Tâches à réaliser:
- A) Imprimez le passage du texte sur le cidre basque qui commence par "Il y avait aussi" et se poursuit jusqu'à "le jeune homme.".
- B) Selon le texte sur le cidre basque, comment s'appelle le « cidre » basque goûté à la cidrerie ?

Texte de la page:
● ● ● ●

Il y avait aussi de la gelée royale, nourriture destinée à une larve qui deviendra la reine. Le jeune homme nous explique : « On ne sait pas vraiment comment elles choisissent la larve qui deviendra reine, mais c’est parce que cette larve est nourrie avec de la gelée royale qu’elle deviendra assez forte pour être reine. » Il s’amusait, notre apiculteur amateur, à nous dire que même si l’homme travaille avec l’abeille depuis 10 000 ans, aujourd’hui encore on n’y comprend rien, vu qu’elles ont un fonctionnement social très particulier et, qui plus est, différent d’une espèce à l’autre. Sur ces mots, nous avons laissé le jeune homme.
Cidre basque
Nous, on allait voir cette fameuse cidrerie rue des cordeliers. C’était ouvert. Il n’y avait pas grand monde, la salle était superbe et l’accueil sympathique. De grandes poutres apparentes traversaient le plafond, de grandes tables et des bancs étaient installés dans la pièce. Le menu avait l’air tentant et il fallait bien goûter à ce fameux « cidre » basque, le Sogarno. « Attention, ça s’oxyde vite, on en boit peu et rapidement » nous explique la patronne. Dans le fond de la pièce, vers le comptoir, se trouvaient deux grands tonneaux avec des robinets. Pour faire chanter un peu le sogarno, il fallait ouvrir le robinet, un jet de cidre en sortait pour frapper le verre, le reste tombait dans une gamelle prévue à cet effet. Le cidre avait un goût de pommes brutes, légèrement pétillant, rien à voir avec du cidre normand. La patronne nous a expliqué qu’une cidrerie c’est un endroit où l’on se retrouve et qu’avec ce système de tonneaux, on passe une bonne partie du repas debout. Le sogarno est à volonté. Pour accompagner, j’ai pris le menu pour pas mourir con : omelette à la morue, merlu à l’espagnole, chuleta (côte de bœuf), fromage de brebis avec noix et pâte de coing, café et sogarno au tonneau. Tout était délicieux, mais la chuleta m’a tué, une viande comme du beurre, tendre et savoureuse. Juste à la voir ça faisait plaisir et à la manger c’était l’extase.

● ● ● ●

Lignes de données:
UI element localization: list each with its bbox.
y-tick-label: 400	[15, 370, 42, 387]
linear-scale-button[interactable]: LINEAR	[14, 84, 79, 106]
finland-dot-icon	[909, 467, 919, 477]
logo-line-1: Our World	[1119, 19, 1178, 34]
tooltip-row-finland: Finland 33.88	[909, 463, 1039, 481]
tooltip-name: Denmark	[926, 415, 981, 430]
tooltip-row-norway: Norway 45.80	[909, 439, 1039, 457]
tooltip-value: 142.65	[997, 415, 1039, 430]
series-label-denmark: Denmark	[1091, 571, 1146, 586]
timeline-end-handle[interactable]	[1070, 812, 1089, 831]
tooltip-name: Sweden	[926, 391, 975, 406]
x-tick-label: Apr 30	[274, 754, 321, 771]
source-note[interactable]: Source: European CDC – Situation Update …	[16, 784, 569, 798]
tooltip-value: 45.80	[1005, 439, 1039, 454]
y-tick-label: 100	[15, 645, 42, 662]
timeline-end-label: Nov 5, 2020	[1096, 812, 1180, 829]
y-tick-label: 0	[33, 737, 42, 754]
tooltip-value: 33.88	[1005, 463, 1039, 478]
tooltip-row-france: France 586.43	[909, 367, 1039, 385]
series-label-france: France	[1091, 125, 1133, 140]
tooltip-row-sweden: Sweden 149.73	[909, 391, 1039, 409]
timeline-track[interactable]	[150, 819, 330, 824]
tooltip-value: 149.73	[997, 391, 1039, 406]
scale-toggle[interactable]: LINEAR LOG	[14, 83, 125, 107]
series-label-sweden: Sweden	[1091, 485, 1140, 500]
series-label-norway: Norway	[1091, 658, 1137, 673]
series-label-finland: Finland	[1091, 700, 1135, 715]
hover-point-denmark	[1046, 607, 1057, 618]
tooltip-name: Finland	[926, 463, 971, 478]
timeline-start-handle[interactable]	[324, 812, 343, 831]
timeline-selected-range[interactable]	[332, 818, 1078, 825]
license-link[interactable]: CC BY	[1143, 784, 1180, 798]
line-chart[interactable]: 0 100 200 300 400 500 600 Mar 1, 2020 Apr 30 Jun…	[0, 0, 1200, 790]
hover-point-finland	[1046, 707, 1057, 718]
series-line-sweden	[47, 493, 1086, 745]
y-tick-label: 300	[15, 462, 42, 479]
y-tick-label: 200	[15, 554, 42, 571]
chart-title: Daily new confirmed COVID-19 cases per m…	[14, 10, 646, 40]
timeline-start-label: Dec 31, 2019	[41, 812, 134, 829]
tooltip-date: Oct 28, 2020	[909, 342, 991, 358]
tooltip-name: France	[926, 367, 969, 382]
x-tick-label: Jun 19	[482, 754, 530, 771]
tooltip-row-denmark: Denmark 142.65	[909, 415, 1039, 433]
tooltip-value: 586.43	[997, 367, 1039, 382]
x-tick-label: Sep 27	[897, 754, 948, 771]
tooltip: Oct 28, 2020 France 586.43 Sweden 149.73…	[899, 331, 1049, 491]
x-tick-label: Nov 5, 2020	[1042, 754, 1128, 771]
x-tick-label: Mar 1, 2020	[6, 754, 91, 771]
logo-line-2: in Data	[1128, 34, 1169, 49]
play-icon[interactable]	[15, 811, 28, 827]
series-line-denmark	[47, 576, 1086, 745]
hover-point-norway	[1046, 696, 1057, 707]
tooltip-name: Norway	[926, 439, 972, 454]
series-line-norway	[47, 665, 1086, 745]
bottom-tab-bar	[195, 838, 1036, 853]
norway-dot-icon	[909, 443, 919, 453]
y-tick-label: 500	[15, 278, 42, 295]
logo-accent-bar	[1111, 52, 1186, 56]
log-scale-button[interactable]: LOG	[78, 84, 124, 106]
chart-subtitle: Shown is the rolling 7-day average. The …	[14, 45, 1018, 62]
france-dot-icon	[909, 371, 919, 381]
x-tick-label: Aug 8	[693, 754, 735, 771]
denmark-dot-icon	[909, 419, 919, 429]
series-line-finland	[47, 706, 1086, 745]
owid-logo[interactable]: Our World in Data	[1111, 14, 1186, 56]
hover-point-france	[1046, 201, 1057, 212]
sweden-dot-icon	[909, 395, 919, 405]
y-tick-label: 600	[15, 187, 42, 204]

● ● ● ●

Ensemble des réponses:
- A)
Il y avait aussi de la gelée royale, nourriture destinée à une larve qui deviendra la reine. Le jeune homme nous explique : « On ne sait pas vraiment comment elles choisissent la larve qui deviendra reine, mais c’est parce que cette larve est nourrie avec de la gelée royale qu’elle deviendra assez forte pour être reine. » Il s’amusait, notre apiculteur amateur, à nous dire que même si l’homme travaille avec l’abeille depuis 10 000 ans, aujourd’hui encore on n’y comprend rien, vu qu’elles ont un fonctionnement social très particulier et, qui plus est, différent d’une espèce à l’autre. Sur ces mots, nous avons laissé le jeune homme.

- B) Le Sogarno.